---- Data section
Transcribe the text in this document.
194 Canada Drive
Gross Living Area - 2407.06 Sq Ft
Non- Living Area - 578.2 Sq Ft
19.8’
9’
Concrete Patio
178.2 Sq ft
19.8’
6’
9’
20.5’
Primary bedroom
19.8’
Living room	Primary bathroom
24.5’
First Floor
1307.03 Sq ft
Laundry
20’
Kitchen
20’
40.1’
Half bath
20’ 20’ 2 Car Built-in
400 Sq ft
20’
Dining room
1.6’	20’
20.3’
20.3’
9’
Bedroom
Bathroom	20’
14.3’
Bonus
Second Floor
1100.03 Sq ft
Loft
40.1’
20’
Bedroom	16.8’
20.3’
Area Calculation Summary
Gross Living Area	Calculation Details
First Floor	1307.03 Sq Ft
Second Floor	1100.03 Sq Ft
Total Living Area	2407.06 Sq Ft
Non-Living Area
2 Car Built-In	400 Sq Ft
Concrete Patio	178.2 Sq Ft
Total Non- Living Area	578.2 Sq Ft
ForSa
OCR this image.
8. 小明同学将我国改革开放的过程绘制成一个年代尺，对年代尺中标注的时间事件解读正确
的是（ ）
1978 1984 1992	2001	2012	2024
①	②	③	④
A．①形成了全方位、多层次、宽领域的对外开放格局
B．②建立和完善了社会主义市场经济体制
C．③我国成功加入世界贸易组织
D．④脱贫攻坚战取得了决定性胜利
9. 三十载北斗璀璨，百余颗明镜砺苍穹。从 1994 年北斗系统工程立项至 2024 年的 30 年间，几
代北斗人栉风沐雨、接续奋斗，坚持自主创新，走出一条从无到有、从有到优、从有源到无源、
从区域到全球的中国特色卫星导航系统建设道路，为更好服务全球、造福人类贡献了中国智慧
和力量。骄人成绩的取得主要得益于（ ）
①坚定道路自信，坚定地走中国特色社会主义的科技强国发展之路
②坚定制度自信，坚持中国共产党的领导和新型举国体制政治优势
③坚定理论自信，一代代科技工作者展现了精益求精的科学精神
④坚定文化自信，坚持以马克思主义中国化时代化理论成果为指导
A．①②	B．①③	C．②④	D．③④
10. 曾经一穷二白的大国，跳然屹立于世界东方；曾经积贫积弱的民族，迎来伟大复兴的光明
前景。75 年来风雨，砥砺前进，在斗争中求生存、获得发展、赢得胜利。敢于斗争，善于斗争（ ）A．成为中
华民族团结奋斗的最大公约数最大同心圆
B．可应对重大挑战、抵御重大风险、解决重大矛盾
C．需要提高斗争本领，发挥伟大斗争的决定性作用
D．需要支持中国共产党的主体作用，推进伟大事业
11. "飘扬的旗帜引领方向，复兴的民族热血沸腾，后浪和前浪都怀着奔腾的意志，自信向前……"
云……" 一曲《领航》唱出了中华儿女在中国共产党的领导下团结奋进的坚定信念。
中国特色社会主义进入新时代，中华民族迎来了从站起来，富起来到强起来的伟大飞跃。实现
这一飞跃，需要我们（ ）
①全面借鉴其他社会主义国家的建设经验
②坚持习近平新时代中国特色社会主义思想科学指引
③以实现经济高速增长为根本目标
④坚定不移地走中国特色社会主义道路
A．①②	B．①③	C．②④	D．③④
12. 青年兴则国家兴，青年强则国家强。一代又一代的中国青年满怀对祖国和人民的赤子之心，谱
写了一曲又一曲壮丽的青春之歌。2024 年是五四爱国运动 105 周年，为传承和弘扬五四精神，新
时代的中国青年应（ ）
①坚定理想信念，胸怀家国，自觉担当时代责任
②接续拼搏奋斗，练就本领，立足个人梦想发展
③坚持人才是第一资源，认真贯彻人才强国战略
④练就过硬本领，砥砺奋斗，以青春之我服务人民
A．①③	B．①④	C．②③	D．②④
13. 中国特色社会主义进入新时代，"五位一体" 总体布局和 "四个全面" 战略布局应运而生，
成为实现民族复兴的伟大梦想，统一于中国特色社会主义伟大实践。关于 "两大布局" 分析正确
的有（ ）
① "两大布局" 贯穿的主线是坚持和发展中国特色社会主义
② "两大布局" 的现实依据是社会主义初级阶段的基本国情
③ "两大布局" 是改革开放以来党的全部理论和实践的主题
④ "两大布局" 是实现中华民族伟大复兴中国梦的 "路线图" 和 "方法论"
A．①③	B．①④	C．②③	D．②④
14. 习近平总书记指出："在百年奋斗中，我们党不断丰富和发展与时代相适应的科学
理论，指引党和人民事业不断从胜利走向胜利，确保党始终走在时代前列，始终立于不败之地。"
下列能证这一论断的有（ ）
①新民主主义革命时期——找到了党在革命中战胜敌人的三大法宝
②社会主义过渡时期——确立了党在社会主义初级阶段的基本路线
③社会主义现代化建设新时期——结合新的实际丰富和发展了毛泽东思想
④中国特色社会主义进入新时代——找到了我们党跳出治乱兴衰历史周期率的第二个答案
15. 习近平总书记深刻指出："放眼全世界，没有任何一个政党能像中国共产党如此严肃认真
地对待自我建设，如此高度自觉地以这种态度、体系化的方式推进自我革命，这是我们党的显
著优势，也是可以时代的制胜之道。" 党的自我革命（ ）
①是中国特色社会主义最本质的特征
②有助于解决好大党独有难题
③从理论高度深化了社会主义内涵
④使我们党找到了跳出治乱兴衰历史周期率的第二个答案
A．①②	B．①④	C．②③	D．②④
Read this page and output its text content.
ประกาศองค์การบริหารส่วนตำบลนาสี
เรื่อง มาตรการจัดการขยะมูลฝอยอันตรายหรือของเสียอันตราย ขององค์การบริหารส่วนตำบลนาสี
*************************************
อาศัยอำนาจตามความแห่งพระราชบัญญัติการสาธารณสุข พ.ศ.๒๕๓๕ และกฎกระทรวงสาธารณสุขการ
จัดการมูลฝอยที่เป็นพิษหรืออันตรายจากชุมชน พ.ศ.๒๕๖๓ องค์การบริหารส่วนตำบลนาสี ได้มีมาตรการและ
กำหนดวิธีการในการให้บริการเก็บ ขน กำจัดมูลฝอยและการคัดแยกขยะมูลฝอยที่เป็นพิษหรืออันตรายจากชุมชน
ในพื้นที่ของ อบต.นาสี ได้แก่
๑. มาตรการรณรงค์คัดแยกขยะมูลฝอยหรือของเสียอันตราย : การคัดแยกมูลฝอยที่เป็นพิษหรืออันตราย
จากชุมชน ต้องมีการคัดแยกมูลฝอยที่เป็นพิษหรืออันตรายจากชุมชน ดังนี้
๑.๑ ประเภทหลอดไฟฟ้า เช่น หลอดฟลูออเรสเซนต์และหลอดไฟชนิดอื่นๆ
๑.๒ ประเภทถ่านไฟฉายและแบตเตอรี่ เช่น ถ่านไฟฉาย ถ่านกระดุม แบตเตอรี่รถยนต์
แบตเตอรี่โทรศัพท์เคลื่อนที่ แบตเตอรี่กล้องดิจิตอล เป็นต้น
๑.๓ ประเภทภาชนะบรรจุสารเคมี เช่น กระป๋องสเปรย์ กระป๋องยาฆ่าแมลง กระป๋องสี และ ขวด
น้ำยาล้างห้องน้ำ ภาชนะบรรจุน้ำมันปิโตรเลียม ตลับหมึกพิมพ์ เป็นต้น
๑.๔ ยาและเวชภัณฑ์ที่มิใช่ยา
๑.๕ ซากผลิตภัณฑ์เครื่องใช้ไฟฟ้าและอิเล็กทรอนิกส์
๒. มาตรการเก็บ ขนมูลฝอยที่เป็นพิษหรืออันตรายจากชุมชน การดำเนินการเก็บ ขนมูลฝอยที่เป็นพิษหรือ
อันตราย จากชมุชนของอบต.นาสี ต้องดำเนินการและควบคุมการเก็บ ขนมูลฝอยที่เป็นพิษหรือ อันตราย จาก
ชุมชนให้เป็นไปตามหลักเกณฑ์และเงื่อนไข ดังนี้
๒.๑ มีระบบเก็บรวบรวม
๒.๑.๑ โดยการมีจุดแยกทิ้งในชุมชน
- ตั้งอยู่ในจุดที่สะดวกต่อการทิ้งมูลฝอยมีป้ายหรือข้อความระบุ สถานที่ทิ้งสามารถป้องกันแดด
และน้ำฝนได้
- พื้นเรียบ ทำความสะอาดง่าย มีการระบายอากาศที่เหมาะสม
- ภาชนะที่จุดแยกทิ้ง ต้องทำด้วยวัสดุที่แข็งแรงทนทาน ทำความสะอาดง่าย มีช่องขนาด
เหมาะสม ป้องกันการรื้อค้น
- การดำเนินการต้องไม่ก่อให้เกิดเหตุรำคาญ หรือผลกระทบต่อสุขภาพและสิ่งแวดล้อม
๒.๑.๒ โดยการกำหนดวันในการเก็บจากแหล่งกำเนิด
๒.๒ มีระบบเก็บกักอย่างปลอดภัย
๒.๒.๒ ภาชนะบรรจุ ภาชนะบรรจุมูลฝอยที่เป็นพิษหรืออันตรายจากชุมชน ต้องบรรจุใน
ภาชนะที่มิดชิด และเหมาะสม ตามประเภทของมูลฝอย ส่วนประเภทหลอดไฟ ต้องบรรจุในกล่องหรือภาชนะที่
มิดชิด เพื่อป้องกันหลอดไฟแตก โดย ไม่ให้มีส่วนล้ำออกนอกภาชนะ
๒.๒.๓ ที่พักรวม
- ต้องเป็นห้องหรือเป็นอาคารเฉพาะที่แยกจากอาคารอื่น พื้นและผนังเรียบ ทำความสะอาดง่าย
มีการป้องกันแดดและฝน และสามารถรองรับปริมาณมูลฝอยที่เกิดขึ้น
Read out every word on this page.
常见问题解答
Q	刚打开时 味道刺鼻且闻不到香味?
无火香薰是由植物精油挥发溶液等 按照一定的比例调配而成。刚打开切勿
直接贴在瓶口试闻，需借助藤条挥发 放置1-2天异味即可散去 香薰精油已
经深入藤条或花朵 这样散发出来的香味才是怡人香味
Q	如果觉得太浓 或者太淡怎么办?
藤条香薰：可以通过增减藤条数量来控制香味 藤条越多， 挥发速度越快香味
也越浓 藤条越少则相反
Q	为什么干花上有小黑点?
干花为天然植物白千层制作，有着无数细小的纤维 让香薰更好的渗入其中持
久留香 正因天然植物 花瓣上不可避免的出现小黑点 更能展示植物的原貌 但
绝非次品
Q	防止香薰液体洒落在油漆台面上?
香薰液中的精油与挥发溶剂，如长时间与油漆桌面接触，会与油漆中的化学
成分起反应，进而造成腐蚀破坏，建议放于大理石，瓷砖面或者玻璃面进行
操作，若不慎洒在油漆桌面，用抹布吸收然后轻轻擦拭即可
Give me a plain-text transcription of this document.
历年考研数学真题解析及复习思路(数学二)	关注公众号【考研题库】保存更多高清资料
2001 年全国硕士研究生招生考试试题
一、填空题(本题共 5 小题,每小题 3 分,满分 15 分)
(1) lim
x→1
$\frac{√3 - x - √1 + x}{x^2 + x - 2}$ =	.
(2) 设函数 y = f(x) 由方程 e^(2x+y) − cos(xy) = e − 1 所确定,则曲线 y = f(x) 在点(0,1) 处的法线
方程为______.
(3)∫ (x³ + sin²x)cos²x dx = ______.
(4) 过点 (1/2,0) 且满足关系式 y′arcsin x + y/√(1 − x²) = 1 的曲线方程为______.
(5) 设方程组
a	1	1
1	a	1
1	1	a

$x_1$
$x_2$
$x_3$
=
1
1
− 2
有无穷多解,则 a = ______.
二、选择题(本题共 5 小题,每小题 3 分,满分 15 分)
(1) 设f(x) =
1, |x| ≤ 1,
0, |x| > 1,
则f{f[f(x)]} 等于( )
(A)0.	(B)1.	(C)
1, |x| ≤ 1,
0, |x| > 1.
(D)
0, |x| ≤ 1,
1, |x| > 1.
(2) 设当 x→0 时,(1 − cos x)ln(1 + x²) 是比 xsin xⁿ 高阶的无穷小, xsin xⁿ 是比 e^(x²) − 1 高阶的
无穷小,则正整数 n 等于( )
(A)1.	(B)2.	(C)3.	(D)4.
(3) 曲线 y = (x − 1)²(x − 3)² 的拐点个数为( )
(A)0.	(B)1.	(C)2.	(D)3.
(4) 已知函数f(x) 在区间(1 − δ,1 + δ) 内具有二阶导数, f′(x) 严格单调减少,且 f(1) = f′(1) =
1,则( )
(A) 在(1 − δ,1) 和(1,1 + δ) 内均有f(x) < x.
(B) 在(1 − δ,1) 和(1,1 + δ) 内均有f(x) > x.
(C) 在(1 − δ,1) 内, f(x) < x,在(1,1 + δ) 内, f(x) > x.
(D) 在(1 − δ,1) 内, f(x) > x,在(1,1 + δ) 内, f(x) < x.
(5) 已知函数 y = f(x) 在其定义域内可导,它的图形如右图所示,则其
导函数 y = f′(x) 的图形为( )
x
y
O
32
--------
__The exercise__: Locate the string "ภาชนะท" in the listing above and copy every line where it occurs.

__Task response__:
- ภาชนะที่จุดแยกทิ้ง ต้องทำด้วยวัสดุที่แข็งแรงทนทาน ทำความสะอาดง่าย มีช่องขนาด
ภาชนะที่มิดชิด และเหมาะสม ตามประเภทของมูลฝอย ส่วนประเภทหลอดไฟ ต้องบรรจุในกล่องหรือภาชนะที่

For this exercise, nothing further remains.